Information provided:

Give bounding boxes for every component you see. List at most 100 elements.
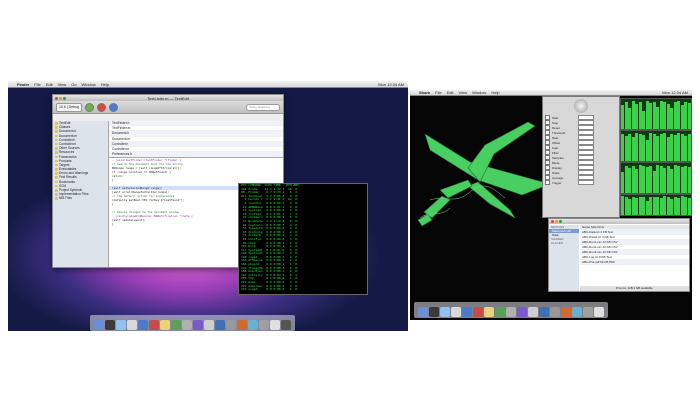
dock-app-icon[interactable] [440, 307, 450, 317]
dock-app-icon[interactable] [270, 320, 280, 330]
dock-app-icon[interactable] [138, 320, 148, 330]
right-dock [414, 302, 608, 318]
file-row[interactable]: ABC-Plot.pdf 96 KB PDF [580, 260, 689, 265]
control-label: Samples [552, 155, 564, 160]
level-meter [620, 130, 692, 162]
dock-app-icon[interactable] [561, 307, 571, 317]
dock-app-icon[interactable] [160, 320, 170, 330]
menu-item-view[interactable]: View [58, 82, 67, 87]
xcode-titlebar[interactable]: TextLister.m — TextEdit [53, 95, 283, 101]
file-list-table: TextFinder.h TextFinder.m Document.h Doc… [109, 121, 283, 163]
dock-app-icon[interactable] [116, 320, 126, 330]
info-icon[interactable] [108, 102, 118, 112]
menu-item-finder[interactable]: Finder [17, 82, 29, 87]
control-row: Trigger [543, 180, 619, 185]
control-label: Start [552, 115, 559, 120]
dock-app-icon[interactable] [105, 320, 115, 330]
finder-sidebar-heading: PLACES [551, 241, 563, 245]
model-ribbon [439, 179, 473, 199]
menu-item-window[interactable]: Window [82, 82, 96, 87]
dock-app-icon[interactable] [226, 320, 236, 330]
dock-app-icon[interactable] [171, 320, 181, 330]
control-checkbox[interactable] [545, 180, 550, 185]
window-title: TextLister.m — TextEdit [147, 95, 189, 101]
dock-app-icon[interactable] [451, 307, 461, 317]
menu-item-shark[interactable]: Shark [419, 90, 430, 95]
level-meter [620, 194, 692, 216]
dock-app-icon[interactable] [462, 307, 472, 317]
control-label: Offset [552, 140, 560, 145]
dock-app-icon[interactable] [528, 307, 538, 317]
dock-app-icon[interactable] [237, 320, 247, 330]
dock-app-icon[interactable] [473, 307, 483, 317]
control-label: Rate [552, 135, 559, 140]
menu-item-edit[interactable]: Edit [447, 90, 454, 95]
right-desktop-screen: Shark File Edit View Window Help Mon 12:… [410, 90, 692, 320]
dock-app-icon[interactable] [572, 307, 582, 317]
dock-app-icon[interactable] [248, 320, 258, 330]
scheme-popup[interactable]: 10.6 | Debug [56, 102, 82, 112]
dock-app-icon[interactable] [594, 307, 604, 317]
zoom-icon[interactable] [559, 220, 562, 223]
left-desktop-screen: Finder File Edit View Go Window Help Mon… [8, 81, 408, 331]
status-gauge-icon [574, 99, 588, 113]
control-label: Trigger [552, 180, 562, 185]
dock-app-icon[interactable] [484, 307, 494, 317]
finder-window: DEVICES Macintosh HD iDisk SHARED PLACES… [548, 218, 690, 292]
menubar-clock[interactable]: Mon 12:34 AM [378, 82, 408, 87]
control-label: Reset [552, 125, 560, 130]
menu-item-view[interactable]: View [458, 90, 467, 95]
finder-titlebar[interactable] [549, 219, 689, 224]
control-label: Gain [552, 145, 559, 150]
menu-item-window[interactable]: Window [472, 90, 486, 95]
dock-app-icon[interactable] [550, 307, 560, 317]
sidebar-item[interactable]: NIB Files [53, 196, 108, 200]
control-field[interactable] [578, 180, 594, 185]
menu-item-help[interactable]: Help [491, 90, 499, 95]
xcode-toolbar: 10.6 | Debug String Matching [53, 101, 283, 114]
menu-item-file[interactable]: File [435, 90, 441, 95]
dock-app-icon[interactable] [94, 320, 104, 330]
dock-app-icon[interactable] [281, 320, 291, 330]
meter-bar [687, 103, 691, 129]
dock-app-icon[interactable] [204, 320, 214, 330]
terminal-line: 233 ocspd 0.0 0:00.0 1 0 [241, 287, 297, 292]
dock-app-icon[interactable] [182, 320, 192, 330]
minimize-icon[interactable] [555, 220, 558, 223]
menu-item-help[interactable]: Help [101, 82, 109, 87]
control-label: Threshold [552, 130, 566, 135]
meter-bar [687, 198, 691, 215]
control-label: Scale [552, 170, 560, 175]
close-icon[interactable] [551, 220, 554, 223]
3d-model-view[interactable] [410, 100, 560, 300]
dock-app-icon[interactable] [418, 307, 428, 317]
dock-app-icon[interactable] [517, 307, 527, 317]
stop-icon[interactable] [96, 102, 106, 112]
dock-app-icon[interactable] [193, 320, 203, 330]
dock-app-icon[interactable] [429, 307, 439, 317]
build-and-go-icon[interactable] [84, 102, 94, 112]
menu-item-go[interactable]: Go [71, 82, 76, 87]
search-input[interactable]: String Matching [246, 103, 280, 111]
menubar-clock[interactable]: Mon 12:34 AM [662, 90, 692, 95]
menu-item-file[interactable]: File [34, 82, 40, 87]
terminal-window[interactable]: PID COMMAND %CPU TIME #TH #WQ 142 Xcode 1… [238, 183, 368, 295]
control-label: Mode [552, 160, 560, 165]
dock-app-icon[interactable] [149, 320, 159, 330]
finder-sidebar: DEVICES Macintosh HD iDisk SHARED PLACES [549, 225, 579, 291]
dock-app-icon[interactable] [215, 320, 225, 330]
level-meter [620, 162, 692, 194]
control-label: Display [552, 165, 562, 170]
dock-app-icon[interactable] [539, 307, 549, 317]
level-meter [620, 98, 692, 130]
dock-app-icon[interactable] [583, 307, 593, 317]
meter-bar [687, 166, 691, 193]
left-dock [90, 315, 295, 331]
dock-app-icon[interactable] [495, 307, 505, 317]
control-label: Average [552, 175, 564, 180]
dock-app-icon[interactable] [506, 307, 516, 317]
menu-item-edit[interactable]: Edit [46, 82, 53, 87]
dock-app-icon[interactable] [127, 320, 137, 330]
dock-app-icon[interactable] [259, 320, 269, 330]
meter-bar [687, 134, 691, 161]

...

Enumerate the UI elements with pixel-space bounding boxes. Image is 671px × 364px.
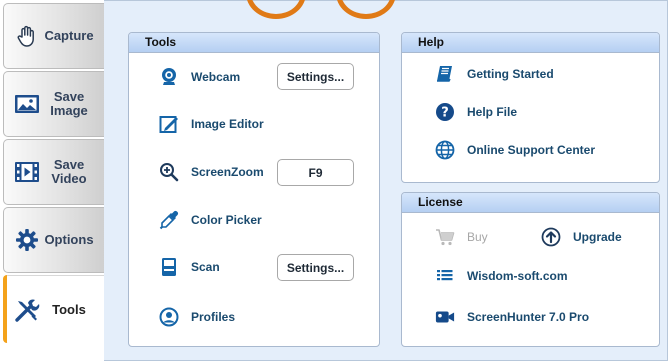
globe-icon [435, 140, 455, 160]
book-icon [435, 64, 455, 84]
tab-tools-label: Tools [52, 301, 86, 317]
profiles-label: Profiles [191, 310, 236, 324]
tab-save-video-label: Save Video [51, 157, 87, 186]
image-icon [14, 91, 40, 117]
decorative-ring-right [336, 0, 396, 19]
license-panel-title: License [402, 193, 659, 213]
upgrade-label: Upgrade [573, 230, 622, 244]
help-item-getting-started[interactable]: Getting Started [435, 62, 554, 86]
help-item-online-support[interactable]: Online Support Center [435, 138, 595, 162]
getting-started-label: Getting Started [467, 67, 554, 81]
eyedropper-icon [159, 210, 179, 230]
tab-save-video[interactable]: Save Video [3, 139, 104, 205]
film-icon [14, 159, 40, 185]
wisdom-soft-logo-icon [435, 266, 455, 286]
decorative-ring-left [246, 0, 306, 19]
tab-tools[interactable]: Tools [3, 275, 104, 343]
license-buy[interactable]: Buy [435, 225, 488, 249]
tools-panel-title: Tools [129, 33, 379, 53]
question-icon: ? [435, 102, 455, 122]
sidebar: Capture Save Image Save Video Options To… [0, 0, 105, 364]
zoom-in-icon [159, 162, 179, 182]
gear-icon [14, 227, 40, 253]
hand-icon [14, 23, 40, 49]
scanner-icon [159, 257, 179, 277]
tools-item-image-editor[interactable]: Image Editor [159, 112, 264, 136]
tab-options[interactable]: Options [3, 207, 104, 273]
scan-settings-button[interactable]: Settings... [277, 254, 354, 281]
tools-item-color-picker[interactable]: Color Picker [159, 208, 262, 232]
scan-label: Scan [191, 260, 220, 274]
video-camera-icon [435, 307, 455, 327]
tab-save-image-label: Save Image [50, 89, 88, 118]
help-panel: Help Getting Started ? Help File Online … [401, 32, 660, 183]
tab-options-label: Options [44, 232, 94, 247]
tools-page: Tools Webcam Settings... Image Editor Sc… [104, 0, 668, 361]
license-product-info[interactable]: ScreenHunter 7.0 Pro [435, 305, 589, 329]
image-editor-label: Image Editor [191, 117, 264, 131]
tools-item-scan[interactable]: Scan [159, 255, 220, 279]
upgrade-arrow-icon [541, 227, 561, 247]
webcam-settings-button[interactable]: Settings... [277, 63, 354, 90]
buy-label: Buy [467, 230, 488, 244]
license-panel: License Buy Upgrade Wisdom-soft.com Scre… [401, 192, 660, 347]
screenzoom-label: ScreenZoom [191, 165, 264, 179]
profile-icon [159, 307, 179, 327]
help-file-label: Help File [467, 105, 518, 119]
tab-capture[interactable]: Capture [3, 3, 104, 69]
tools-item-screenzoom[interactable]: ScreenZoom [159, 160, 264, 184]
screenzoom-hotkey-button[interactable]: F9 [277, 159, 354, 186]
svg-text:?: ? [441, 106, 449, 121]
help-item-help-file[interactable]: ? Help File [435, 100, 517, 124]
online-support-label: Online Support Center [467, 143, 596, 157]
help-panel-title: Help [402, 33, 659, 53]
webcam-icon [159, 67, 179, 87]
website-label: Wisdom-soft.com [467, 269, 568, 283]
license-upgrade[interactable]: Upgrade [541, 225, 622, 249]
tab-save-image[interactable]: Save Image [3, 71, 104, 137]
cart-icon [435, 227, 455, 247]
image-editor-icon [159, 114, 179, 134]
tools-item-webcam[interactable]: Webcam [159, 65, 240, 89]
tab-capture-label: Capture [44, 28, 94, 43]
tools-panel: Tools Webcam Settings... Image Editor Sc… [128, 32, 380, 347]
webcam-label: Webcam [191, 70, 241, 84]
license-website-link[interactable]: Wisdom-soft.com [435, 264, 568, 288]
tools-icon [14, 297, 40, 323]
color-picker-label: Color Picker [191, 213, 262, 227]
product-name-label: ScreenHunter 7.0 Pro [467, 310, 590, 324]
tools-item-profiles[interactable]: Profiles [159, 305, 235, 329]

What you need to do: Starting with the line that contains "dock-app-icon[interactable] [440, 307, 450, 317]" and going on through the line that contains "control-label: Start [552, 115, 559, 120]", change every "control-label" to "setting-label" and give those lines again with nothing else altered.

Expected output:
dock-app-icon[interactable] [440, 307, 450, 317]
dock-app-icon[interactable] [270, 320, 280, 330]
dock-app-icon[interactable] [138, 320, 148, 330]
right-dock [414, 302, 608, 318]
file-row[interactable]: ABC-Plot.pdf 96 KB PDF [580, 260, 689, 265]
setting-label: Samples [552, 155, 564, 160]
level-meter [620, 130, 692, 162]
dock-app-icon[interactable] [561, 307, 571, 317]
dock-app-icon[interactable] [160, 320, 170, 330]
menu-item-view[interactable]: View [58, 82, 67, 87]
xcode-titlebar[interactable]: TextLister.m — TextEdit [53, 95, 283, 101]
file-list-table: TextFinder.h TextFinder.m Document.h Doc… [109, 121, 283, 163]
dock-app-icon[interactable] [116, 320, 126, 330]
info-icon[interactable] [108, 102, 118, 112]
menu-item-finder[interactable]: Finder [17, 82, 29, 87]
control-row: Trigger [543, 180, 619, 185]
setting-label: Start [552, 115, 559, 120]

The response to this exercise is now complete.